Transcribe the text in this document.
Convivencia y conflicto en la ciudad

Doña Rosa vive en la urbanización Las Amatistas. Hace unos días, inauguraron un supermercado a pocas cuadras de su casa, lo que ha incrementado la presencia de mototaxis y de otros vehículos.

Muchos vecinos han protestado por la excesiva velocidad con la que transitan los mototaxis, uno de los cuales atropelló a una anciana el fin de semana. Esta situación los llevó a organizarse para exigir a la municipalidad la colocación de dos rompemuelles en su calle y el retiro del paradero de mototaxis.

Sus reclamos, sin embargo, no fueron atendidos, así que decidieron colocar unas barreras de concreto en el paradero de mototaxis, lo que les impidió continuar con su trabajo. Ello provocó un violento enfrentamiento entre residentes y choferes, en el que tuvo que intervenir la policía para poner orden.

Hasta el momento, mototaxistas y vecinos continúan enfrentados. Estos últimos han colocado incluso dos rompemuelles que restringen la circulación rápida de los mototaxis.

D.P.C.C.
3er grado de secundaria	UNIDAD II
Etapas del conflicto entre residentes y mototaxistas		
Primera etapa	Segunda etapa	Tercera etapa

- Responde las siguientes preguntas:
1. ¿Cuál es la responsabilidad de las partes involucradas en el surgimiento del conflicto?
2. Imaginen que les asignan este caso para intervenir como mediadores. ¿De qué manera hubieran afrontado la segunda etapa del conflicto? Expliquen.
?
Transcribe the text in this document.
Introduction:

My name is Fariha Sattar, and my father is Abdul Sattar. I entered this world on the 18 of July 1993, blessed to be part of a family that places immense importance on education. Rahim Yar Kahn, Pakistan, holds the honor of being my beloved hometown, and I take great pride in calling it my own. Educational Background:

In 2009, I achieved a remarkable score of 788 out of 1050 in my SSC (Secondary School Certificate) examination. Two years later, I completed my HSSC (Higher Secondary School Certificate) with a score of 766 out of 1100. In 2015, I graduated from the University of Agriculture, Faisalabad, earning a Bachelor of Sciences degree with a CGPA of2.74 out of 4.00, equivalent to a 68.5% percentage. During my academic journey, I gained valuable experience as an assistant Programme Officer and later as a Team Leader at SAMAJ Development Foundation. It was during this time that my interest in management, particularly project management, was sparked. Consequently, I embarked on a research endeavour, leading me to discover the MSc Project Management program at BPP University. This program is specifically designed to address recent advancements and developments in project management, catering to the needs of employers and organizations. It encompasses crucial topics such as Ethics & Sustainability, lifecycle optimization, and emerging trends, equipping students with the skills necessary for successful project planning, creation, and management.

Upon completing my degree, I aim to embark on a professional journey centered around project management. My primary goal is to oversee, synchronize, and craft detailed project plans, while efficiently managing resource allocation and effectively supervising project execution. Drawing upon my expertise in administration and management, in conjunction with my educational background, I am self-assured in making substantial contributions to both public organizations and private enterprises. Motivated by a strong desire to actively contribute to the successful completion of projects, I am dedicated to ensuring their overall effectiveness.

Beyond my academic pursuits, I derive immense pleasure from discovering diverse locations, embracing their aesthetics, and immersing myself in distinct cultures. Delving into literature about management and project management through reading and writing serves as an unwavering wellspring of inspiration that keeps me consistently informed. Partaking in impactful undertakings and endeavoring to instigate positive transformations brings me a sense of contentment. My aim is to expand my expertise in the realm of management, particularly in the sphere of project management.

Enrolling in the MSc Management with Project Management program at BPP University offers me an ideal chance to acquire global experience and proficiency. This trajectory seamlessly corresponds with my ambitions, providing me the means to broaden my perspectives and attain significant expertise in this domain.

▸ **Your objective**: Using the listing above, return all lines where the word "residentes" occurs.

▸ **Solution below**:
Sus reclamos, sin embargo, no fueron atendidos, así que decidieron colocar unas barreras de concreto en el paradero de mototaxis, lo que les impidió continuar con su trabajo. Ello provocó un violento enfrentamiento entre residentes y choferes, en el que tuvo que intervenir la policía para poner orden.
Etapas del conflicto entre residentes y mototaxistas		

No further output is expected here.